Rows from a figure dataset
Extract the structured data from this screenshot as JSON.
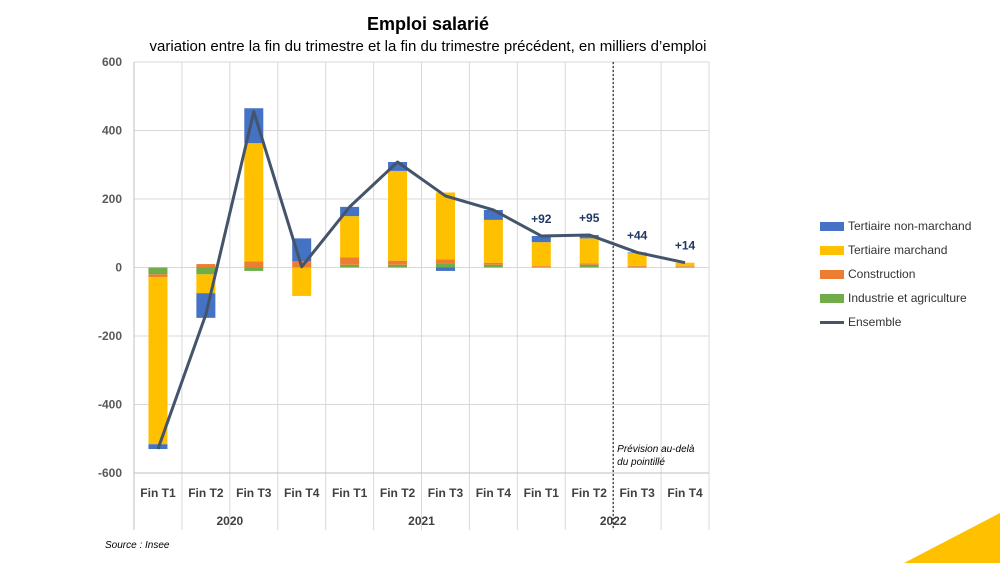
{
  "chart_data": {
    "type": "bar",
    "title": "Emploi salarié",
    "subtitle": "variation entre la fin du trimestre et la fin du trimestre précédent, en milliers d’emploi",
    "categories": [
      "Fin T1",
      "Fin T2",
      "Fin T3",
      "Fin T4",
      "Fin T1",
      "Fin T2",
      "Fin T3",
      "Fin T4",
      "Fin T1",
      "Fin T2",
      "Fin T3",
      "Fin T4"
    ],
    "year_groups": [
      {
        "label": "2020",
        "count": 4
      },
      {
        "label": "2021",
        "count": 4
      },
      {
        "label": "2022",
        "count": 4
      }
    ],
    "stacked": true,
    "ylim": [
      -600,
      600
    ],
    "yticks": [
      600,
      400,
      200,
      0,
      -200,
      -400,
      -600
    ],
    "grid": true,
    "legend_position": "right",
    "series": [
      {
        "name": "Industrie et agriculture",
        "color": "#70ad47",
        "values": [
          -20,
          -20,
          -10,
          0,
          8,
          8,
          12,
          8,
          0,
          8,
          2,
          2
        ]
      },
      {
        "name": "Construction",
        "color": "#ed7d31",
        "values": [
          -8,
          10,
          18,
          18,
          22,
          12,
          12,
          6,
          4,
          4,
          3,
          2
        ]
      },
      {
        "name": "Tertiaire marchand",
        "color": "#ffc000",
        "values": [
          -488,
          -55,
          345,
          -83,
          120,
          262,
          195,
          125,
          70,
          73,
          37,
          10
        ]
      },
      {
        "name": "Tertiaire non-marchand",
        "color": "#4472c4",
        "values": [
          -14,
          -72,
          102,
          67,
          27,
          26,
          -10,
          29,
          18,
          10,
          2,
          0
        ]
      }
    ],
    "line": {
      "name": "Ensemble",
      "color": "#44546a",
      "values": [
        -530,
        -137,
        455,
        2,
        177,
        308,
        209,
        168,
        92,
        95,
        44,
        14
      ]
    },
    "annotations": [
      {
        "index": 8,
        "text": "+92"
      },
      {
        "index": 9,
        "text": "+95"
      },
      {
        "index": 10,
        "text": "+44"
      },
      {
        "index": 11,
        "text": "+14"
      }
    ],
    "forecast_index": 10,
    "forecast_note": [
      "Prévision au-delà",
      "du pointillé"
    ],
    "legend_order": [
      "Tertiaire non-marchand",
      "Tertiaire marchand",
      "Construction",
      "Industrie et agriculture",
      "Ensemble"
    ]
  },
  "source": "Source : Insee"
}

TASK DETAILS -
Return every line above in which the string "name" occurs.

REPLY -
        "name": "Industrie et agriculture",
        "name": "Construction",
        "name": "Tertiaire marchand",
        "name": "Tertiaire non-marchand",
      "name": "Ensemble",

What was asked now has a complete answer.